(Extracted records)
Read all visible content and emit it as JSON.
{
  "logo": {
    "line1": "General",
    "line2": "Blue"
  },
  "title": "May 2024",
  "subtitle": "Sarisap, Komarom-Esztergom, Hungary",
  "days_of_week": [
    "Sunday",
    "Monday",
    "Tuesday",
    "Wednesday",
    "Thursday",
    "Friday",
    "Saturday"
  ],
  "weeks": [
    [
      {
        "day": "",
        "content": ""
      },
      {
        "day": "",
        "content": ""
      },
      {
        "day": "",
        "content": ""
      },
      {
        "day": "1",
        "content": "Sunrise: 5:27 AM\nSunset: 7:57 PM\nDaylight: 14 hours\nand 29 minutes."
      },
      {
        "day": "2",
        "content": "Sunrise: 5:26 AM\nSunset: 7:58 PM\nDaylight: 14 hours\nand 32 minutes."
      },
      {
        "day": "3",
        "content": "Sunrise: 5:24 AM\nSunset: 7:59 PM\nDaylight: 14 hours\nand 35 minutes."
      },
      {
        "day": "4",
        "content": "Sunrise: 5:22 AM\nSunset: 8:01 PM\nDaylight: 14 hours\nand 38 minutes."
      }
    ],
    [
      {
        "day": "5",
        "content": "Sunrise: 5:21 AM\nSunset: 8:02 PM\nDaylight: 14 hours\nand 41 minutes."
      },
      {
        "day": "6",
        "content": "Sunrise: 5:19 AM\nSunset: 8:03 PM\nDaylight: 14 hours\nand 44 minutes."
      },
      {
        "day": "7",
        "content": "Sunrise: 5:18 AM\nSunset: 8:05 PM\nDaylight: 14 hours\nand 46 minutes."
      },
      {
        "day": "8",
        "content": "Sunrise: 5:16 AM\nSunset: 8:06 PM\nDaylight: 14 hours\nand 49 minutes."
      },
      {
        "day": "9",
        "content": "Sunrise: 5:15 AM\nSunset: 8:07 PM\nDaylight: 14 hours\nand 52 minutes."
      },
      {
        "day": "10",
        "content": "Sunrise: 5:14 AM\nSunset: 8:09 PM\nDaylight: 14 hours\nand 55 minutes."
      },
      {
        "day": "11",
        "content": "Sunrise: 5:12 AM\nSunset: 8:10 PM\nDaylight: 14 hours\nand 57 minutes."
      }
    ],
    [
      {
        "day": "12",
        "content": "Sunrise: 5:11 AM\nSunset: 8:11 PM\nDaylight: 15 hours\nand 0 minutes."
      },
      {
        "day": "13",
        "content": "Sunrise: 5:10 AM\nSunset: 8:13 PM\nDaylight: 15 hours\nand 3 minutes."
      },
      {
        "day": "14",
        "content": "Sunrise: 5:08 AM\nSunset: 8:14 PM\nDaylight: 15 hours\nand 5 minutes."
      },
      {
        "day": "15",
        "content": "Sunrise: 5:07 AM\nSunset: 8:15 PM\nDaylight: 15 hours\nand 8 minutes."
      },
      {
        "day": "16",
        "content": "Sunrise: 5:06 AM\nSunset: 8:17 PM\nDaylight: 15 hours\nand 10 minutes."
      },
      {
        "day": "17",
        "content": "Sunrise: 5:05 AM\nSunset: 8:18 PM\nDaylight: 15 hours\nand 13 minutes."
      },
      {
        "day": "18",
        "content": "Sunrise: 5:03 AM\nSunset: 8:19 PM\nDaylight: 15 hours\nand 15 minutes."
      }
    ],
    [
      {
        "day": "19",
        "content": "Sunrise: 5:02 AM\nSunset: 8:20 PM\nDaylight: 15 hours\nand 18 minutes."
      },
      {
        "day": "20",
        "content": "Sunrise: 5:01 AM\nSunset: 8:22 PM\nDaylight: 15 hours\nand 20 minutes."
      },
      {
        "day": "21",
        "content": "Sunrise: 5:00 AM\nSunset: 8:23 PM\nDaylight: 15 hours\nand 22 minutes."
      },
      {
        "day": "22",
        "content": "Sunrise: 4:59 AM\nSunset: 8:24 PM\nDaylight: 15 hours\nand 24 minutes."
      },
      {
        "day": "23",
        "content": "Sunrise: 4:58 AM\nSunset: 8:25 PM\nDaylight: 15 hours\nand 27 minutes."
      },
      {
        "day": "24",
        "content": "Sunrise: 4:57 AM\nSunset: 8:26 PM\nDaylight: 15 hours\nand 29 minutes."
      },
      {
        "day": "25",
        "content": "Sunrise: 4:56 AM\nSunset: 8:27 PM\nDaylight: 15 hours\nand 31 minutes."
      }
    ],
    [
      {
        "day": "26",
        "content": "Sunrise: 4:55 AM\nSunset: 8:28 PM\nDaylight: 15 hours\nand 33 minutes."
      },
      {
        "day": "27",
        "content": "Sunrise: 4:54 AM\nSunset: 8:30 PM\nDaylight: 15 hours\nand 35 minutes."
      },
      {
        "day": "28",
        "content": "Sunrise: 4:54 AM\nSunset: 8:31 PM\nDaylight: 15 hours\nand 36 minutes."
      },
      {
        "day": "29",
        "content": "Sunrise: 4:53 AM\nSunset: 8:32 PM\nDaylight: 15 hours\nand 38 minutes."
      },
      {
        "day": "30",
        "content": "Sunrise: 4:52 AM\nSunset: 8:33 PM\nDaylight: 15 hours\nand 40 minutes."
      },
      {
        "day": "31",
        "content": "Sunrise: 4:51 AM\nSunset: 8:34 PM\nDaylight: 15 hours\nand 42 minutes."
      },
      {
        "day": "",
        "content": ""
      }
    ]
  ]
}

• Description of the task
Using the entries above, please restate each one word for word.

• Written reply
Read all visible content and emit it as JSON.
{
  "logo": {
    "line1": "General",
    "line2": "Blue"
  },
  "title": "May 2024",
  "subtitle": "Sarisap, Komarom-Esztergom, Hungary",
  "days_of_week": [
    "Sunday",
    "Monday",
    "Tuesday",
    "Wednesday",
    "Thursday",
    "Friday",
    "Saturday"
  ],
  "weeks": [
    [
      {
        "day": "",
        "content": ""
      },
      {
        "day": "",
        "content": ""
      },
      {
        "day": "",
        "content": ""
      },
      {
        "day": "1",
        "content": "Sunrise: 5:27 AM\nSunset: 7:57 PM\nDaylight: 14 hours\nand 29 minutes."
      },
      {
        "day": "2",
        "content": "Sunrise: 5:26 AM\nSunset: 7:58 PM\nDaylight: 14 hours\nand 32 minutes."
      },
      {
        "day": "3",
        "content": "Sunrise: 5:24 AM\nSunset: 7:59 PM\nDaylight: 14 hours\nand 35 minutes."
      },
      {
        "day": "4",
        "content": "Sunrise: 5:22 AM\nSunset: 8:01 PM\nDaylight: 14 hours\nand 38 minutes."
      }
    ],
    [
      {
        "day": "5",
        "content": "Sunrise: 5:21 AM\nSunset: 8:02 PM\nDaylight: 14 hours\nand 41 minutes."
      },
      {
        "day": "6",
        "content": "Sunrise: 5:19 AM\nSunset: 8:03 PM\nDaylight: 14 hours\nand 44 minutes."
      },
      {
        "day": "7",
        "content": "Sunrise: 5:18 AM\nSunset: 8:05 PM\nDaylight: 14 hours\nand 46 minutes."
      },
      {
        "day": "8",
        "content": "Sunrise: 5:16 AM\nSunset: 8:06 PM\nDaylight: 14 hours\nand 49 minutes."
      },
      {
        "day": "9",
        "content": "Sunrise: 5:15 AM\nSunset: 8:07 PM\nDaylight: 14 hours\nand 52 minutes."
      },
      {
        "day": "10",
        "content": "Sunrise: 5:14 AM\nSunset: 8:09 PM\nDaylight: 14 hours\nand 55 minutes."
      },
      {
        "day": "11",
        "content": "Sunrise: 5:12 AM\nSunset: 8:10 PM\nDaylight: 14 hours\nand 57 minutes."
      }
    ],
    [
      {
        "day": "12",
        "content": "Sunrise: 5:11 AM\nSunset: 8:11 PM\nDaylight: 15 hours\nand 0 minutes."
      },
      {
        "day": "13",
        "content": "Sunrise: 5:10 AM\nSunset: 8:13 PM\nDaylight: 15 hours\nand 3 minutes."
      },
      {
        "day": "14",
        "content": "Sunrise: 5:08 AM\nSunset: 8:14 PM\nDaylight: 15 hours\nand 5 minutes."
      },
      {
        "day": "15",
        "content": "Sunrise: 5:07 AM\nSunset: 8:15 PM\nDaylight: 15 hours\nand 8 minutes."
      },
      {
        "day": "16",
        "content": "Sunrise: 5:06 AM\nSunset: 8:17 PM\nDaylight: 15 hours\nand 10 minutes."
      },
      {
        "day": "17",
        "content": "Sunrise: 5:05 AM\nSunset: 8:18 PM\nDaylight: 15 hours\nand 13 minutes."
      },
      {
        "day": "18",
        "content": "Sunrise: 5:03 AM\nSunset: 8:19 PM\nDaylight: 15 hours\nand 15 minutes."
      }
    ],
    [
      {
        "day": "19",
        "content": "Sunrise: 5:02 AM\nSunset: 8:20 PM\nDaylight: 15 hours\nand 18 minutes."
      },
      {
        "day": "20",
        "content": "Sunrise: 5:01 AM\nSunset: 8:22 PM\nDaylight: 15 hours\nand 20 minutes."
      },
      {
        "day": "21",
        "content": "Sunrise: 5:00 AM\nSunset: 8:23 PM\nDaylight: 15 hours\nand 22 minutes."
      },
      {
        "day": "22",
        "content": "Sunrise: 4:59 AM\nSunset: 8:24 PM\nDaylight: 15 hours\nand 24 minutes."
      },
      {
        "day": "23",
        "content": "Sunrise: 4:58 AM\nSunset: 8:25 PM\nDaylight: 15 hours\nand 27 minutes."
      },
      {
        "day": "24",
        "content": "Sunrise: 4:57 AM\nSunset: 8:26 PM\nDaylight: 15 hours\nand 29 minutes."
      },
      {
        "day": "25",
        "content": "Sunrise: 4:56 AM\nSunset: 8:27 PM\nDaylight: 15 hours\nand 31 minutes."
      }
    ],
    [
      {
        "day": "26",
        "content": "Sunrise: 4:55 AM\nSunset: 8:28 PM\nDaylight: 15 hours\nand 33 minutes."
      },
      {
        "day": "27",
        "content": "Sunrise: 4:54 AM\nSunset: 8:30 PM\nDaylight: 15 hours\nand 35 minutes."
      },
      {
        "day": "28",
        "content": "Sunrise: 4:54 AM\nSunset: 8:31 PM\nDaylight: 15 hours\nand 36 minutes."
      },
      {
        "day": "29",
        "content": "Sunrise: 4:53 AM\nSunset: 8:32 PM\nDaylight: 15 hours\nand 38 minutes."
      },
      {
        "day": "30",
        "content": "Sunrise: 4:52 AM\nSunset: 8:33 PM\nDaylight: 15 hours\nand 40 minutes."
      },
      {
        "day": "31",
        "content": "Sunrise: 4:51 AM\nSunset: 8:34 PM\nDaylight: 15 hours\nand 42 minutes."
      },
      {
        "day": "",
        "content": ""
      }
    ]
  ]
}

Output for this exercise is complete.